------ Recorded information ------

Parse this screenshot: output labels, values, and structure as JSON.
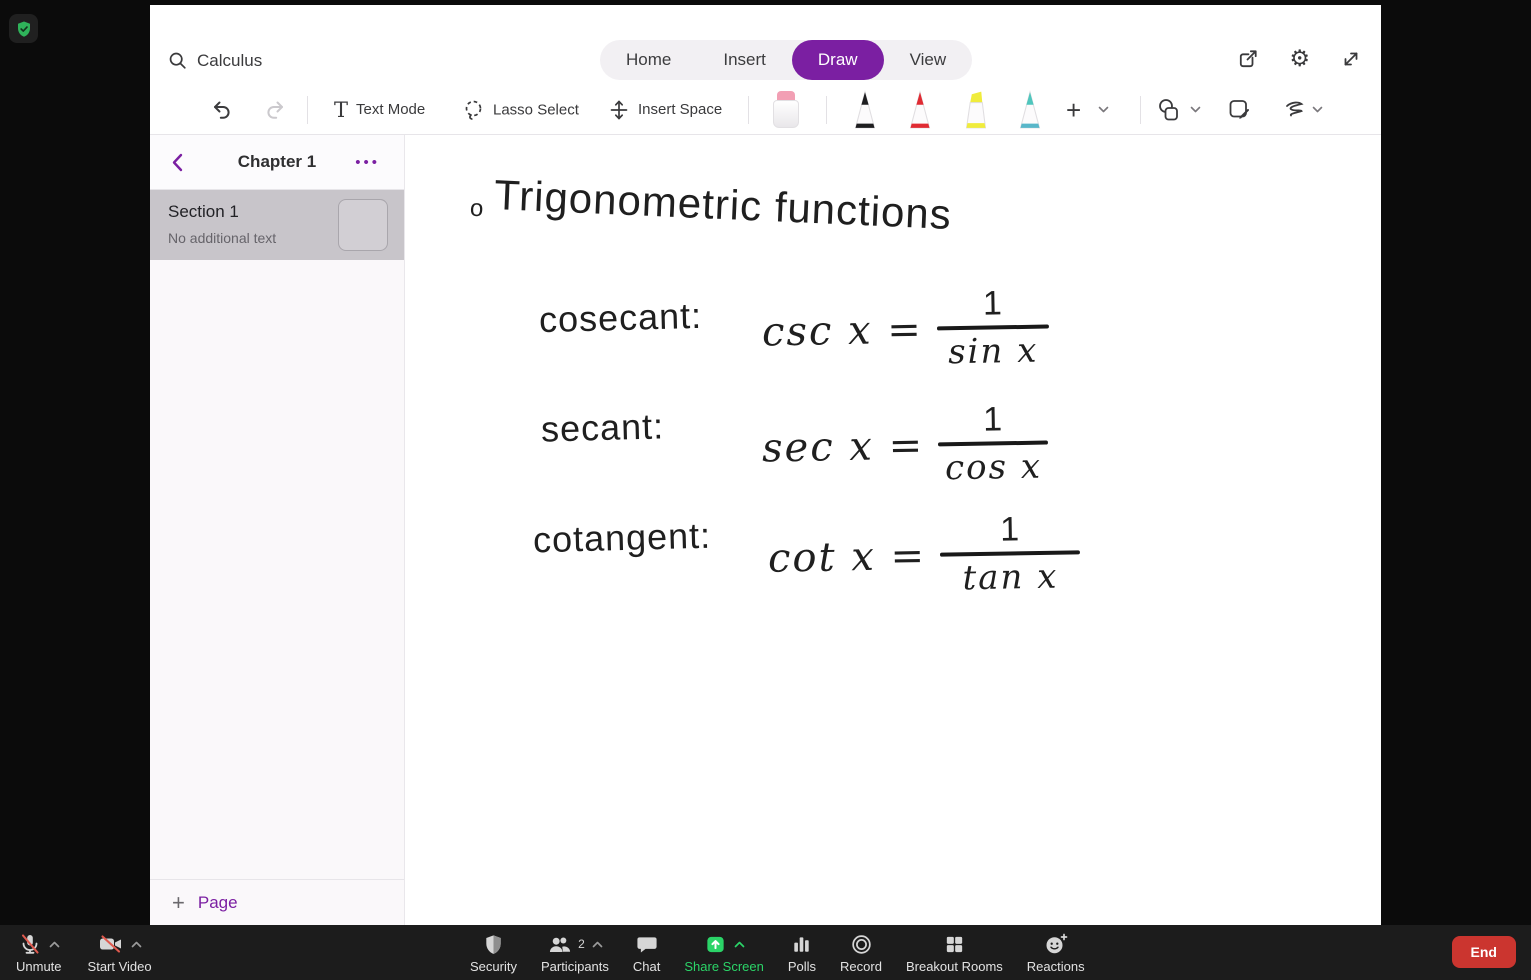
{
  "app": {
    "search": {
      "value": "Calculus"
    },
    "tabs": [
      "Home",
      "Insert",
      "Draw",
      "View"
    ],
    "active_tab": "Draw",
    "toolbar": {
      "text_mode": "Text Mode",
      "lasso_select": "Lasso Select",
      "insert_space": "Insert Space",
      "text_mode_glyph": "T",
      "plus": "+"
    },
    "sidebar": {
      "title": "Chapter 1",
      "menu_dots": "•••",
      "section": {
        "title": "Section 1",
        "subtitle": "No additional text"
      },
      "add_page": {
        "plus": "+",
        "label": "Page"
      }
    },
    "notes": {
      "bullet": "o",
      "title": "Trigonometric functions",
      "rows": [
        {
          "label": "cosecant:",
          "lhs": "csc x =",
          "num": "1",
          "den": "sin x"
        },
        {
          "label": "secant:",
          "lhs": "sec x =",
          "num": "1",
          "den": "cos x"
        },
        {
          "label": "cotangent:",
          "lhs": "cot x =",
          "num": "1",
          "den": "tan x"
        }
      ]
    },
    "colors": {
      "accent": "#7b1fa2",
      "ink": "#1f1f1f"
    }
  },
  "meeting": {
    "controls": {
      "unmute": "Unmute",
      "start_video": "Start Video",
      "security": "Security",
      "participants": "Participants",
      "participants_count": "2",
      "chat": "Chat",
      "share_screen": "Share Screen",
      "polls": "Polls",
      "record": "Record",
      "breakout_rooms": "Breakout Rooms",
      "reactions": "Reactions",
      "end": "End"
    },
    "gear_glyph": "⚙",
    "colors": {
      "share_green": "#2bd468",
      "end_red": "#cb352f",
      "slash_red": "#e05a4f"
    }
  }
}
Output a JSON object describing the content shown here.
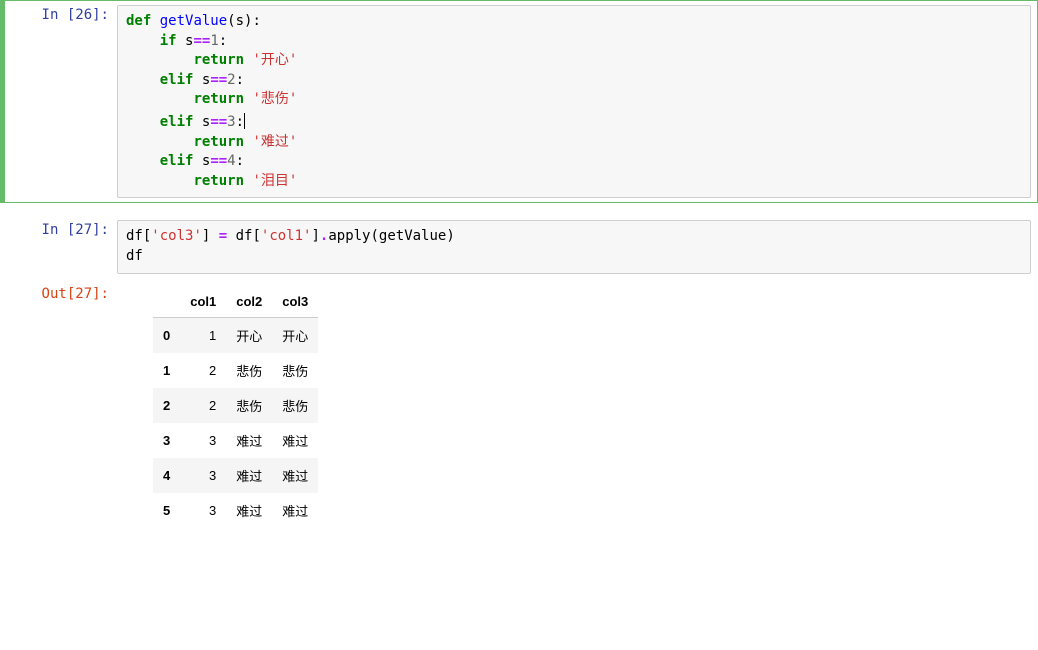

------

▶ [Objective] Every line above should be returned exactly; the pictures stay out.

▶ [Complete output]
Parse this screenshot: output labels, values, and structure as JSON.
{
  "app": {
    "search": {
      "value": "Calculus"
    },
    "tabs": [
      "Home",
      "Insert",
      "Draw",
      "View"
    ],
    "active_tab": "Draw",
    "toolbar": {
      "text_mode": "Text Mode",
      "lasso_select": "Lasso Select",
      "insert_space": "Insert Space",
      "text_mode_glyph": "T",
      "plus": "+"
    },
    "sidebar": {
      "title": "Chapter 1",
      "menu_dots": "•••",
      "section": {
        "title": "Section 1",
        "subtitle": "No additional text"
      },
      "add_page": {
        "plus": "+",
        "label": "Page"
      }
    },
    "notes": {
      "bullet": "o",
      "title": "Trigonometric functions",
      "rows": [
        {
          "label": "cosecant:",
          "lhs": "csc x =",
          "num": "1",
          "den": "sin x"
        },
        {
          "label": "secant:",
          "lhs": "sec x =",
          "num": "1",
          "den": "cos x"
        },
        {
          "label": "cotangent:",
          "lhs": "cot x =",
          "num": "1",
          "den": "tan x"
        }
      ]
    },
    "colors": {
      "accent": "#7b1fa2",
      "ink": "#1f1f1f"
    }
  },
  "meeting": {
    "controls": {
      "unmute": "Unmute",
      "start_video": "Start Video",
      "security": "Security",
      "participants": "Participants",
      "participants_count": "2",
      "chat": "Chat",
      "share_screen": "Share Screen",
      "polls": "Polls",
      "record": "Record",
      "breakout_rooms": "Breakout Rooms",
      "reactions": "Reactions",
      "end": "End"
    },
    "gear_glyph": "⚙",
    "colors": {
      "share_green": "#2bd468",
      "end_red": "#cb352f",
      "slash_red": "#e05a4f"
    }
  }
}
Output a JSON object describing the content shown here.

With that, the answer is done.